Exercise requirements:
All lines holding the string "Teaching" are to be shown.

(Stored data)

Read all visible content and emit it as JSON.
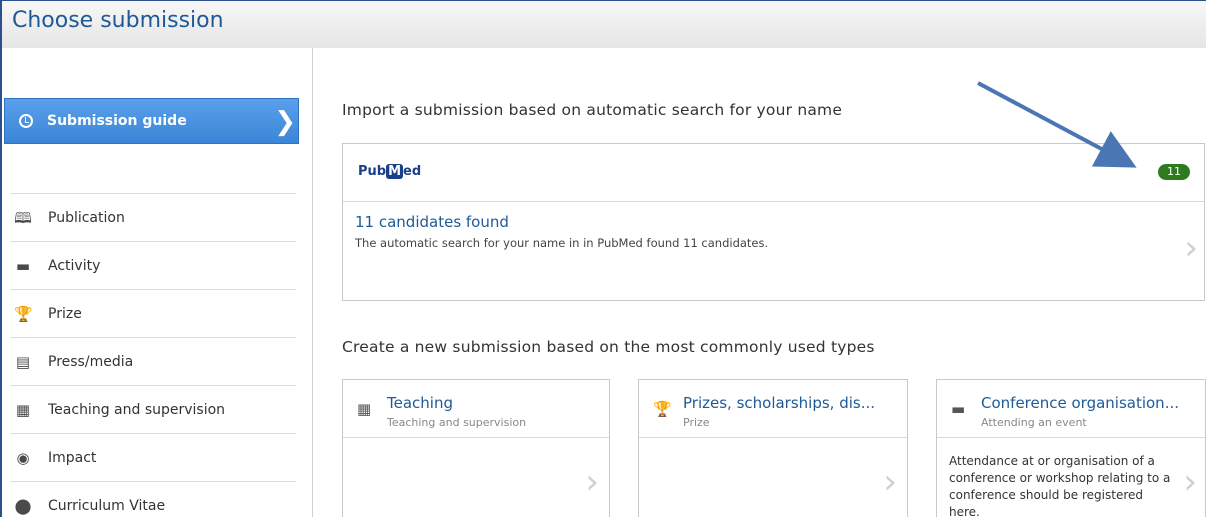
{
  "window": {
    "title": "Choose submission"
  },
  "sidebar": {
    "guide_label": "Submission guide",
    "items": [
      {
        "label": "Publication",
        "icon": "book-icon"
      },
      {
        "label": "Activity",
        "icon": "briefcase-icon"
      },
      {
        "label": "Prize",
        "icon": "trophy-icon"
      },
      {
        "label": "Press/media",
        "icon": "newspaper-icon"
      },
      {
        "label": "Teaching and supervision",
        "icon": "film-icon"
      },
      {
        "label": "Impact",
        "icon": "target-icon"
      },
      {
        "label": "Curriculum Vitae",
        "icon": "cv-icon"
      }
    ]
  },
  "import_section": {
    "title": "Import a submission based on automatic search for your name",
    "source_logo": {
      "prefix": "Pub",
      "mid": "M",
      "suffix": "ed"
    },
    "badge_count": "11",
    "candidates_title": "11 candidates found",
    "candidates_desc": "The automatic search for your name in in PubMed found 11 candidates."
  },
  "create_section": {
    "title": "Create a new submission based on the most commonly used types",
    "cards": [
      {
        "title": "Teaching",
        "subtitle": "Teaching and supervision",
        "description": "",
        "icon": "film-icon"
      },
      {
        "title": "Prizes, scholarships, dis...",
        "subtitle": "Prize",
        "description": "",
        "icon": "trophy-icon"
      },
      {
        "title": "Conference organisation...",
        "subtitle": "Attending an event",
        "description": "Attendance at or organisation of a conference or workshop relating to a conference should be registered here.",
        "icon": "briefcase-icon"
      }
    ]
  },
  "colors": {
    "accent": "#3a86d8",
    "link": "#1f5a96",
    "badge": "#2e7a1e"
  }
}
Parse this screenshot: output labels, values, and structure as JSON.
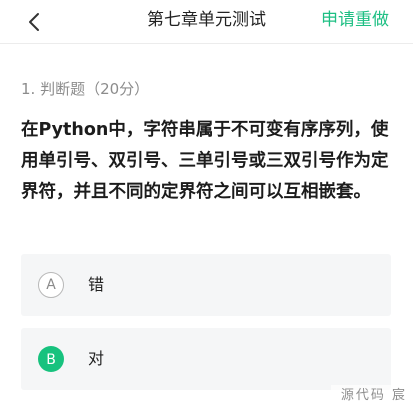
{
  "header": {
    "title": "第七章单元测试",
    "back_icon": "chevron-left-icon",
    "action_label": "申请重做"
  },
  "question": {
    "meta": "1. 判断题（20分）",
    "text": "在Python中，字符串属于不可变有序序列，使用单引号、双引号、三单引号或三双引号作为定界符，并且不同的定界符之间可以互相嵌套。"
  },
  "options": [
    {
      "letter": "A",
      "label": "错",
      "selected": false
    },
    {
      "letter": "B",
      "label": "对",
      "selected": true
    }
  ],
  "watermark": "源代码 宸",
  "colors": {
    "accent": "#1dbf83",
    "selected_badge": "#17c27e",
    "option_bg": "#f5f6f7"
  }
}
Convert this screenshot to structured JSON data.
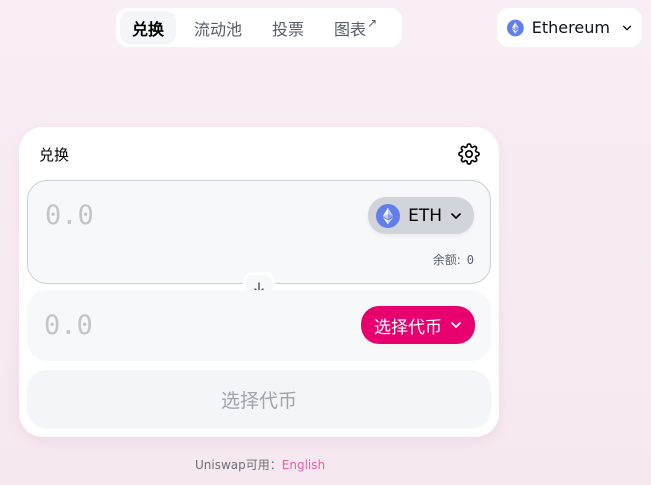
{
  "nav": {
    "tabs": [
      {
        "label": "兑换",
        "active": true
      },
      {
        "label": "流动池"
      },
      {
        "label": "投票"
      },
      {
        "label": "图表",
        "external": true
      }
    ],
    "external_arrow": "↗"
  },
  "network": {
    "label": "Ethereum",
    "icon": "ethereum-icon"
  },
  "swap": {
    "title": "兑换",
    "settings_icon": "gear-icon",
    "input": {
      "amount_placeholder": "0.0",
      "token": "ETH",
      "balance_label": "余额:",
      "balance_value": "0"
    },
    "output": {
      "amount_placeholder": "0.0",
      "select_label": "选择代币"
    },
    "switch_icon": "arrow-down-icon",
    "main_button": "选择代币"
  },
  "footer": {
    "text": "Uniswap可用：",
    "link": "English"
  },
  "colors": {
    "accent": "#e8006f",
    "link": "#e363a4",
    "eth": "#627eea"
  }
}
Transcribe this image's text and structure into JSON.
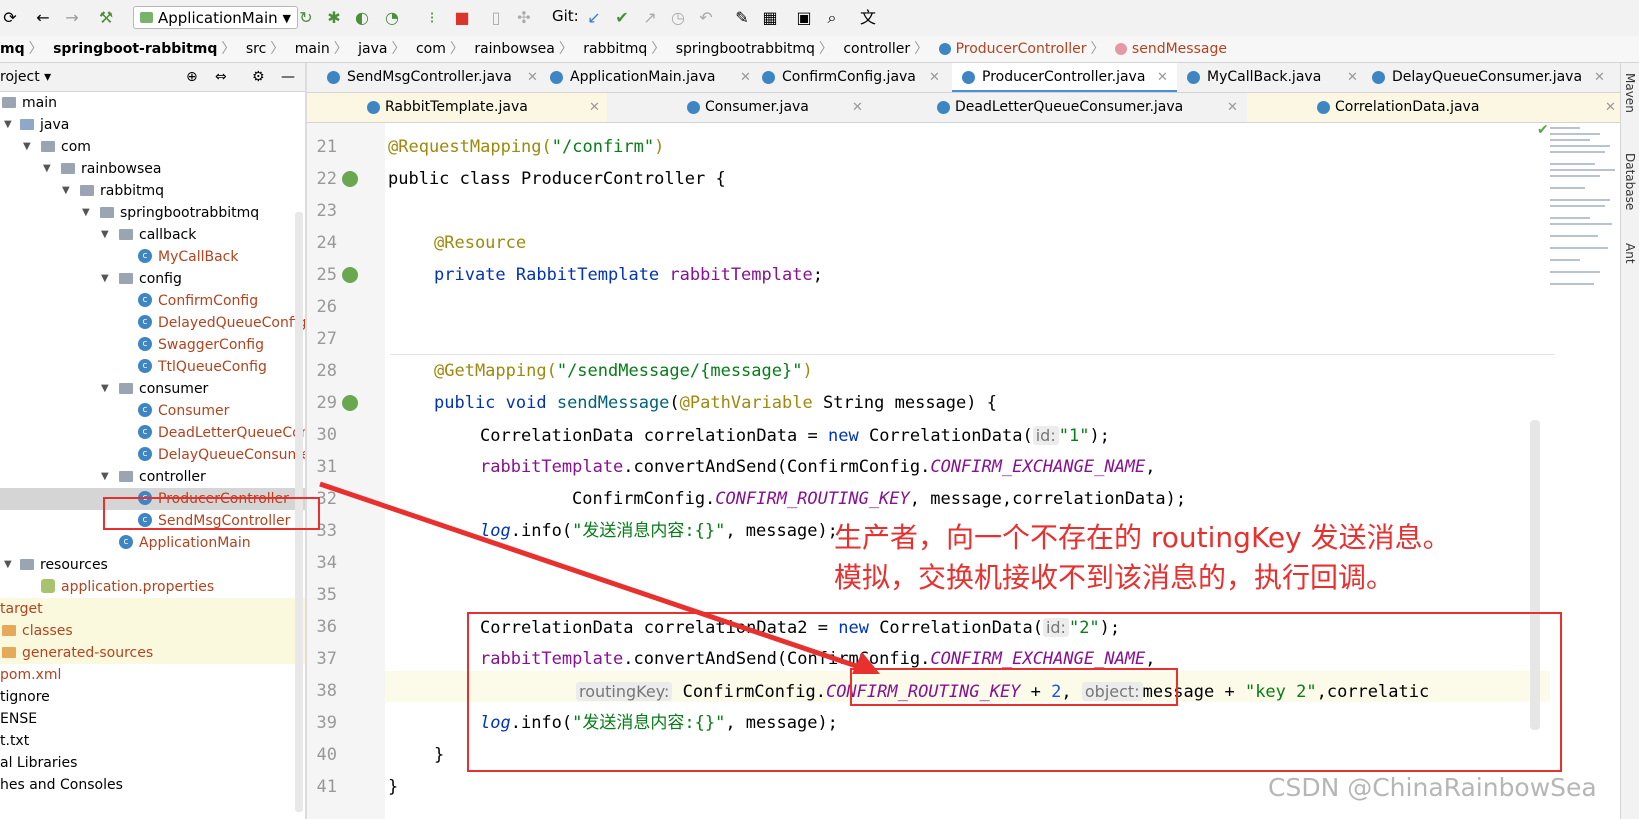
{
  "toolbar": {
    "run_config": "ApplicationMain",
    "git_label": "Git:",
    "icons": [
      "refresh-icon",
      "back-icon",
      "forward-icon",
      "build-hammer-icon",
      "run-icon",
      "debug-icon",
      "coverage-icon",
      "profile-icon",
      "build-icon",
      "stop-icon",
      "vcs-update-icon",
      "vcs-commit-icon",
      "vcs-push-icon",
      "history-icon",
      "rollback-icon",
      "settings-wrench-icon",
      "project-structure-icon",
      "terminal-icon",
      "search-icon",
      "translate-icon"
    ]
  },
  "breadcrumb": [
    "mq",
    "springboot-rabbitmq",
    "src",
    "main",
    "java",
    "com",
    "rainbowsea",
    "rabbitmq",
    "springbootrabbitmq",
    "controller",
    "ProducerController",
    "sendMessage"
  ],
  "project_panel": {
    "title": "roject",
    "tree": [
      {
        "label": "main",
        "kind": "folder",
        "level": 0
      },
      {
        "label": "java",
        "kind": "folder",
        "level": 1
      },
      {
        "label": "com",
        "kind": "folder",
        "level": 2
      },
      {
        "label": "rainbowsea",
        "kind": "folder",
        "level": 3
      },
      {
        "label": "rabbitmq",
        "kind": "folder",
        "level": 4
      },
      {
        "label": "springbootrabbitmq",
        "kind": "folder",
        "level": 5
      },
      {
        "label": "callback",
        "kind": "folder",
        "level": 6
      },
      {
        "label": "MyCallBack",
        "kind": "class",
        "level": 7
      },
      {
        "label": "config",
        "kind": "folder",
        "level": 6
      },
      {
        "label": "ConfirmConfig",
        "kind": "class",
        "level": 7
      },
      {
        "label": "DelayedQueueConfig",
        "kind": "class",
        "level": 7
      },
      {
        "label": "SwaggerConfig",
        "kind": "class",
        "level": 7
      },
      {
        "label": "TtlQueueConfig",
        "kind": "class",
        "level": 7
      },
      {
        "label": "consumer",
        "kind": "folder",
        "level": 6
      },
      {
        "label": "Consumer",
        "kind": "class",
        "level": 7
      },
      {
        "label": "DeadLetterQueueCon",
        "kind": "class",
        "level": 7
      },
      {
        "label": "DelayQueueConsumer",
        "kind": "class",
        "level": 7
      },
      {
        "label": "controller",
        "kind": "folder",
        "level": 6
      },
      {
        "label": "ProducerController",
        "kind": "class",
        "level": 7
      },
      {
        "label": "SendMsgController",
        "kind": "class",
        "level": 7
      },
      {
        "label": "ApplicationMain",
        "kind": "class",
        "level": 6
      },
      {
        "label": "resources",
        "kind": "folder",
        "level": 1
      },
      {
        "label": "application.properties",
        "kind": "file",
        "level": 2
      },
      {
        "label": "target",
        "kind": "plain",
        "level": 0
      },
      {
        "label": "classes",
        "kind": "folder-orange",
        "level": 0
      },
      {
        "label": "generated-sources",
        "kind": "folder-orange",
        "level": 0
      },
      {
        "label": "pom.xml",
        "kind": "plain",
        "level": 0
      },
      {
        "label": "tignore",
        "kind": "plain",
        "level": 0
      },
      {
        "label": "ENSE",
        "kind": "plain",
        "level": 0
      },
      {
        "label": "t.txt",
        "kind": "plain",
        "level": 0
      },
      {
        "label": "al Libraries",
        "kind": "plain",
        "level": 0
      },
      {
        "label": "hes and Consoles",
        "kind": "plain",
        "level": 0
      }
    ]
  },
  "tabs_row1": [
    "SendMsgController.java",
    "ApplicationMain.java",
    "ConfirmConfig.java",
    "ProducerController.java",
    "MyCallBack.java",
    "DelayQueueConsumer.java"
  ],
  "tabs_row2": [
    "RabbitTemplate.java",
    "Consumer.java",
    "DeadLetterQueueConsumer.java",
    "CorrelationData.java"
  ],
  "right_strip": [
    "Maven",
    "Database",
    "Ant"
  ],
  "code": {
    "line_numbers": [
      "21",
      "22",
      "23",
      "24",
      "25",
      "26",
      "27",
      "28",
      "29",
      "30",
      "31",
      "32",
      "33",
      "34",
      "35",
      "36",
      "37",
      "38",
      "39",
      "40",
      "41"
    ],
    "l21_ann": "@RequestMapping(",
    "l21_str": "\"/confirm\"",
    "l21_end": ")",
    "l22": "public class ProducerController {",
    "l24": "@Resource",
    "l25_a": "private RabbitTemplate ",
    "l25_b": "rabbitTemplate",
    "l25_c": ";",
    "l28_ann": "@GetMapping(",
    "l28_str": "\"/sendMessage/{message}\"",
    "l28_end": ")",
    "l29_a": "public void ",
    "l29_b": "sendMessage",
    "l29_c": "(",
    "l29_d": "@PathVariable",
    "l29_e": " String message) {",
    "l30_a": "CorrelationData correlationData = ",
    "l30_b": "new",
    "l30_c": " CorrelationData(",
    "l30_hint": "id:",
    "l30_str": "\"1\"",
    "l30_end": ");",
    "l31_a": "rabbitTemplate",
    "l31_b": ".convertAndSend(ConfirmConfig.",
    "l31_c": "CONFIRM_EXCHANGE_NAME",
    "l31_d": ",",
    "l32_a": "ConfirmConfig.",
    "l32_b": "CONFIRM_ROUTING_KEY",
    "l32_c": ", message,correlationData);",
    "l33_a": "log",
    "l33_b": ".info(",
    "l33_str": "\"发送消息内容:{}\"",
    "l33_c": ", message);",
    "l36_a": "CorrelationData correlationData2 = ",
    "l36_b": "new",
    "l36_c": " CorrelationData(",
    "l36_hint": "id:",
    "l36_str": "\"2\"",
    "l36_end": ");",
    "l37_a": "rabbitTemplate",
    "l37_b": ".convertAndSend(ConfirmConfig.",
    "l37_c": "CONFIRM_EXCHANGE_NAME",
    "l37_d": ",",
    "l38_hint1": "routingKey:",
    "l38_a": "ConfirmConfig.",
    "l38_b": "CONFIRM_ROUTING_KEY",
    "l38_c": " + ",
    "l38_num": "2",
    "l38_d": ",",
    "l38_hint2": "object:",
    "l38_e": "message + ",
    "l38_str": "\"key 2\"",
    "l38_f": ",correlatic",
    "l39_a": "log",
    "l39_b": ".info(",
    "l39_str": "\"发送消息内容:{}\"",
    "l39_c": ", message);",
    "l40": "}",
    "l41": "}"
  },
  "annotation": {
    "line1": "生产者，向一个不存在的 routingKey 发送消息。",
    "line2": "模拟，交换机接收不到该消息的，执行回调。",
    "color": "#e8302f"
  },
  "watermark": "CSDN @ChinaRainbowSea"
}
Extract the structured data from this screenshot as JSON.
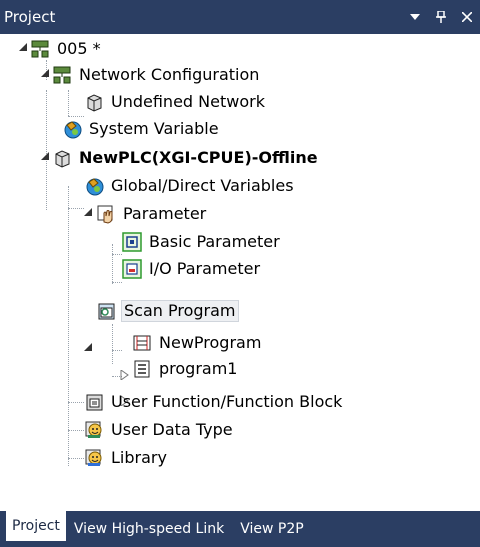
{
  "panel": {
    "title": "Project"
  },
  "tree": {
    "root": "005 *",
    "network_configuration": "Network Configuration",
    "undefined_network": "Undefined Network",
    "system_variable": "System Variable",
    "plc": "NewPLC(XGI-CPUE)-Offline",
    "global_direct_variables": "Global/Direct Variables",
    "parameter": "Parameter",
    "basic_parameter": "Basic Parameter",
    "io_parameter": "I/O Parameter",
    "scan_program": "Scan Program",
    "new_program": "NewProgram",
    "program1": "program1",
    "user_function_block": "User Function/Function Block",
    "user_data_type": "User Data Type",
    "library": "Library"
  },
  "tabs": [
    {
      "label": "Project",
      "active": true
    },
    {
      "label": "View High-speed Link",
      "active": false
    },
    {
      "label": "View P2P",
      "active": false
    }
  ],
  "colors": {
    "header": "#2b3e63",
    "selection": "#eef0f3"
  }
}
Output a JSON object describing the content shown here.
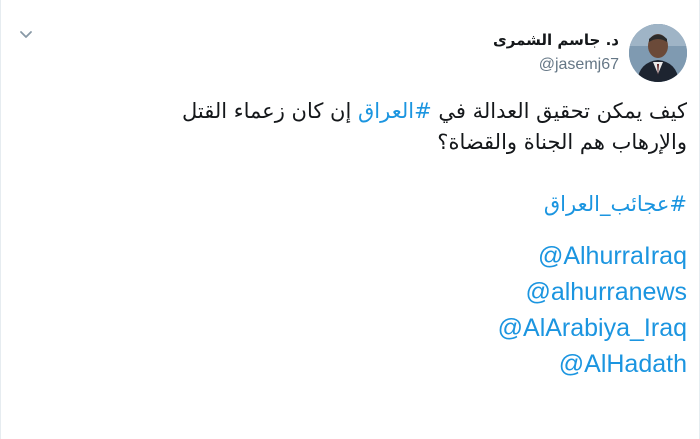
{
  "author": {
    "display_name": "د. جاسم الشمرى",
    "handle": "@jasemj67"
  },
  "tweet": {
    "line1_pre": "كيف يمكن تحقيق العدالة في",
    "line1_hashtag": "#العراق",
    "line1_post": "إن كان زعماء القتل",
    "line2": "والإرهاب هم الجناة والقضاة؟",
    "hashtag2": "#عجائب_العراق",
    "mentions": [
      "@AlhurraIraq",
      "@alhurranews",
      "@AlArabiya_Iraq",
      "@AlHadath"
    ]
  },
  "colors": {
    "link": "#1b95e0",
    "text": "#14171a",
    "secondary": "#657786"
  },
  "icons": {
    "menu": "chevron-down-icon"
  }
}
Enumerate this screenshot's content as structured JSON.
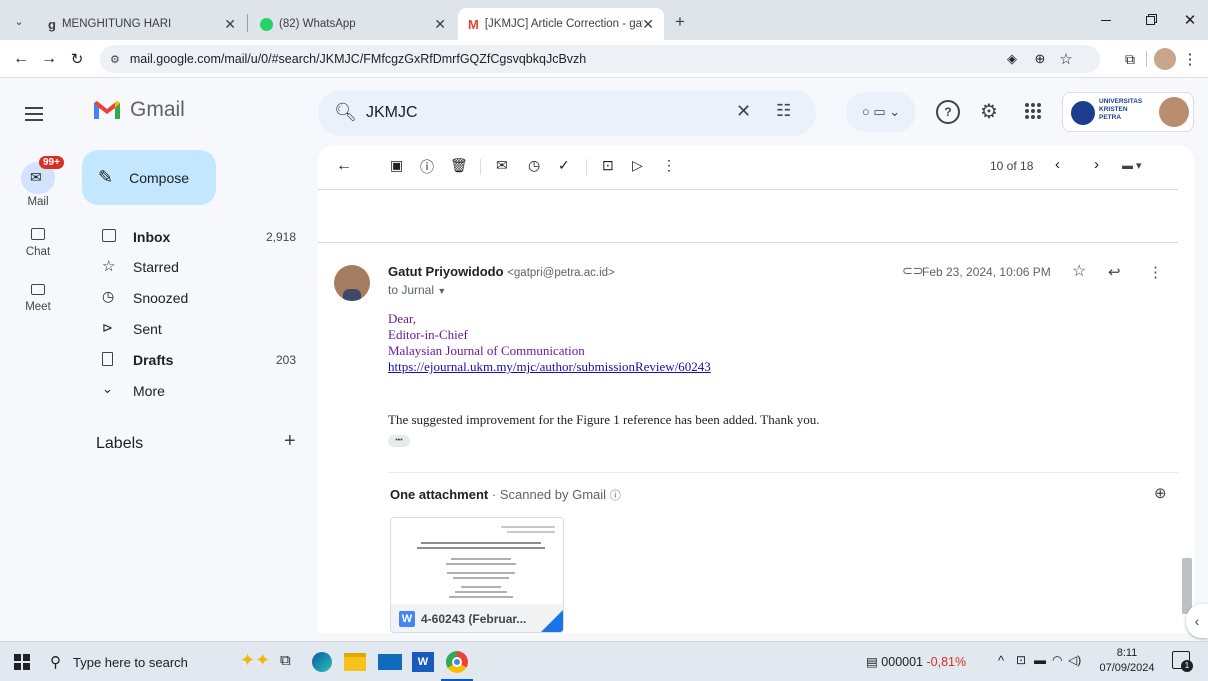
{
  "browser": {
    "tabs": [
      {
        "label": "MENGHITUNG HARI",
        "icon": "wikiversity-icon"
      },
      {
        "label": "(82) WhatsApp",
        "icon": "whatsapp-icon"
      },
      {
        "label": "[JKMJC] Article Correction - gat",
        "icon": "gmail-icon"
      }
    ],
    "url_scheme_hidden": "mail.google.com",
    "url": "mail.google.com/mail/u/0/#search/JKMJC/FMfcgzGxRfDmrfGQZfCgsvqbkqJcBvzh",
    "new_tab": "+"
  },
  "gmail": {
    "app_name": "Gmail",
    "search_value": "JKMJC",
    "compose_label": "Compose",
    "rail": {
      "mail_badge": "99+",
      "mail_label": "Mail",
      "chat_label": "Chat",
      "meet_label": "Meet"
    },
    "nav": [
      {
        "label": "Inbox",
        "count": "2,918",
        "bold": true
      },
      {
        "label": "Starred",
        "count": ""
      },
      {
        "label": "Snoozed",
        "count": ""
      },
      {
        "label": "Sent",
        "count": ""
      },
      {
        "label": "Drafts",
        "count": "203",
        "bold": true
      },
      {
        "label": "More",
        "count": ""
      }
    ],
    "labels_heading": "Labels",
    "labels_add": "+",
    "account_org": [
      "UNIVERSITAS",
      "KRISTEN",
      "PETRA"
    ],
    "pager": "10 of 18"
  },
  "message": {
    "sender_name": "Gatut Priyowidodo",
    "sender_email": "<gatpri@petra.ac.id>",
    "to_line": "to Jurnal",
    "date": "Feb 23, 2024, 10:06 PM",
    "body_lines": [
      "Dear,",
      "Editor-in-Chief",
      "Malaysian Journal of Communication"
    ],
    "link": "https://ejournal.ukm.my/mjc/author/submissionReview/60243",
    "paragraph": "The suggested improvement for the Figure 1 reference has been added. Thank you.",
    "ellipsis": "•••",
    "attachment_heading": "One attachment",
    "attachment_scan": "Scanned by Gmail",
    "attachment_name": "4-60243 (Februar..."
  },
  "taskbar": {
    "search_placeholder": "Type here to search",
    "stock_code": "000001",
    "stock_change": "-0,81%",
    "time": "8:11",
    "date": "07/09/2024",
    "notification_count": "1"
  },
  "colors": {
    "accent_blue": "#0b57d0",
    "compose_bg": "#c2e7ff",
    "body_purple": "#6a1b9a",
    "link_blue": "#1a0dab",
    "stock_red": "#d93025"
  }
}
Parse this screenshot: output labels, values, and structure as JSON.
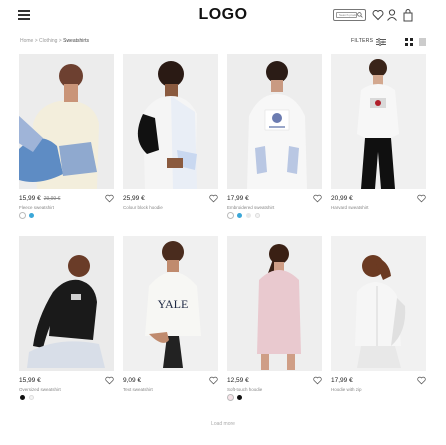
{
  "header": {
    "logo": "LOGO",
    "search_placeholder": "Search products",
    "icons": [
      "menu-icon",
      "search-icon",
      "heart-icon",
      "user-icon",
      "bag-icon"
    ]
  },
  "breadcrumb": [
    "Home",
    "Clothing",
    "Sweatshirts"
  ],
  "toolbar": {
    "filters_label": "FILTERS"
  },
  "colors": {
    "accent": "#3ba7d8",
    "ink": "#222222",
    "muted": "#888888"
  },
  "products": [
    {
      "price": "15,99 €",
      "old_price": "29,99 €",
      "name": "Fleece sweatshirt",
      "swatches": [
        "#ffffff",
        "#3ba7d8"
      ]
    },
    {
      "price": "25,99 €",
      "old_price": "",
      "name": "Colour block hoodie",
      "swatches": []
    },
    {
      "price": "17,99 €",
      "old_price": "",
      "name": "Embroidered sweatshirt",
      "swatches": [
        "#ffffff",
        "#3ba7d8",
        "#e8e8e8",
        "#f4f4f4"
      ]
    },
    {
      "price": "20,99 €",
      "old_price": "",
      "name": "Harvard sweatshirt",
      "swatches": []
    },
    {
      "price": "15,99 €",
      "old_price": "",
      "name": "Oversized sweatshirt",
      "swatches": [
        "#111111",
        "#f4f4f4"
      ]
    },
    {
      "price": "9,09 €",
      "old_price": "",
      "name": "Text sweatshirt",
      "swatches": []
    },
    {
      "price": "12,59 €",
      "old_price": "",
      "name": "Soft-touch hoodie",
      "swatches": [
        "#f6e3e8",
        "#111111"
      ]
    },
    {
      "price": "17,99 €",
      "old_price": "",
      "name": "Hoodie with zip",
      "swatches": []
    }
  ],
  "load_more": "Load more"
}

Problem solution:
        "label": "Teaching and supervision",
        "title": "Teaching",
        "subtitle": "Teaching and supervision",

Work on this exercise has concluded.